## Exercise
All of the data needs to be repeated exactly.
BEGIN Data lines
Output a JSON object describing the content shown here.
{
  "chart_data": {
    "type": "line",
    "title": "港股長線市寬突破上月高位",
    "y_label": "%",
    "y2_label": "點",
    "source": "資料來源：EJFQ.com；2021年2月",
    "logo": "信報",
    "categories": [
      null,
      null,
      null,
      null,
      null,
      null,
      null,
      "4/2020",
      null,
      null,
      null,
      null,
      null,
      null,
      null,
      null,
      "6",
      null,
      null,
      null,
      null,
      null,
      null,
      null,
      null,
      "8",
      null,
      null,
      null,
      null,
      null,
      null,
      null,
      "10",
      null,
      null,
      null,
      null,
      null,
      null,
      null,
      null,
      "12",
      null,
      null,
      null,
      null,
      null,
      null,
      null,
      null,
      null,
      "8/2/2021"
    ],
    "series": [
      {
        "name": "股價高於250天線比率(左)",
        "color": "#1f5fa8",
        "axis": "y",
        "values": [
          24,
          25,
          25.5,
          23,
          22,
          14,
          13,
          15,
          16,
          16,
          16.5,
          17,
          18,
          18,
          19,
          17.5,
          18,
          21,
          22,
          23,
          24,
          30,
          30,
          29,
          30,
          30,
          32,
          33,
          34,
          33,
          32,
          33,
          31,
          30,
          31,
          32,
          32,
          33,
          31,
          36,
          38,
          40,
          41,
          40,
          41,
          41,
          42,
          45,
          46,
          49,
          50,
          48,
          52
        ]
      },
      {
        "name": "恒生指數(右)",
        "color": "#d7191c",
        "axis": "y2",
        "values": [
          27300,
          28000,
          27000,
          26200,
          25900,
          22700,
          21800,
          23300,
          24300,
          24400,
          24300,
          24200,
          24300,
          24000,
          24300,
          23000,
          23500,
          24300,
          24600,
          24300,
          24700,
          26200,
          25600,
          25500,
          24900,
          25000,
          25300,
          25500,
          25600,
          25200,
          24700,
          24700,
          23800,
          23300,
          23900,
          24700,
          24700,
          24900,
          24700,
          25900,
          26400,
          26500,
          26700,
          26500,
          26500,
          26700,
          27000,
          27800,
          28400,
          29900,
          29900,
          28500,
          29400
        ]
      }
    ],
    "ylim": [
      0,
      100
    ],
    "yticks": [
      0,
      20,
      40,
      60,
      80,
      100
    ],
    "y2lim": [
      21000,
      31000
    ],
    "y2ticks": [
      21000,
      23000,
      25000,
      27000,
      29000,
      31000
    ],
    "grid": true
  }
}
END Data lines
## Expected answer
Output a JSON object describing the content shown here.
{
  "chart_data": {
    "type": "line",
    "title": "港股長線市寬突破上月高位",
    "y_label": "%",
    "y2_label": "點",
    "source": "資料來源：EJFQ.com；2021年2月",
    "logo": "信報",
    "categories": [
      null,
      null,
      null,
      null,
      null,
      null,
      null,
      "4/2020",
      null,
      null,
      null,
      null,
      null,
      null,
      null,
      null,
      "6",
      null,
      null,
      null,
      null,
      null,
      null,
      null,
      null,
      "8",
      null,
      null,
      null,
      null,
      null,
      null,
      null,
      "10",
      null,
      null,
      null,
      null,
      null,
      null,
      null,
      null,
      "12",
      null,
      null,
      null,
      null,
      null,
      null,
      null,
      null,
      null,
      "8/2/2021"
    ],
    "series": [
      {
        "name": "股價高於250天線比率(左)",
        "color": "#1f5fa8",
        "axis": "y",
        "values": [
          24,
          25,
          25.5,
          23,
          22,
          14,
          13,
          15,
          16,
          16,
          16.5,
          17,
          18,
          18,
          19,
          17.5,
          18,
          21,
          22,
          23,
          24,
          30,
          30,
          29,
          30,
          30,
          32,
          33,
          34,
          33,
          32,
          33,
          31,
          30,
          31,
          32,
          32,
          33,
          31,
          36,
          38,
          40,
          41,
          40,
          41,
          41,
          42,
          45,
          46,
          49,
          50,
          48,
          52
        ]
      },
      {
        "name": "恒生指數(右)",
        "color": "#d7191c",
        "axis": "y2",
        "values": [
          27300,
          28000,
          27000,
          26200,
          25900,
          22700,
          21800,
          23300,
          24300,
          24400,
          24300,
          24200,
          24300,
          24000,
          24300,
          23000,
          23500,
          24300,
          24600,
          24300,
          24700,
          26200,
          25600,
          25500,
          24900,
          25000,
          25300,
          25500,
          25600,
          25200,
          24700,
          24700,
          23800,
          23300,
          23900,
          24700,
          24700,
          24900,
          24700,
          25900,
          26400,
          26500,
          26700,
          26500,
          26500,
          26700,
          27000,
          27800,
          28400,
          29900,
          29900,
          28500,
          29400
        ]
      }
    ],
    "ylim": [
      0,
      100
    ],
    "yticks": [
      0,
      20,
      40,
      60,
      80,
      100
    ],
    "y2lim": [
      21000,
      31000
    ],
    "y2ticks": [
      21000,
      23000,
      25000,
      27000,
      29000,
      31000
    ],
    "grid": true
  }
}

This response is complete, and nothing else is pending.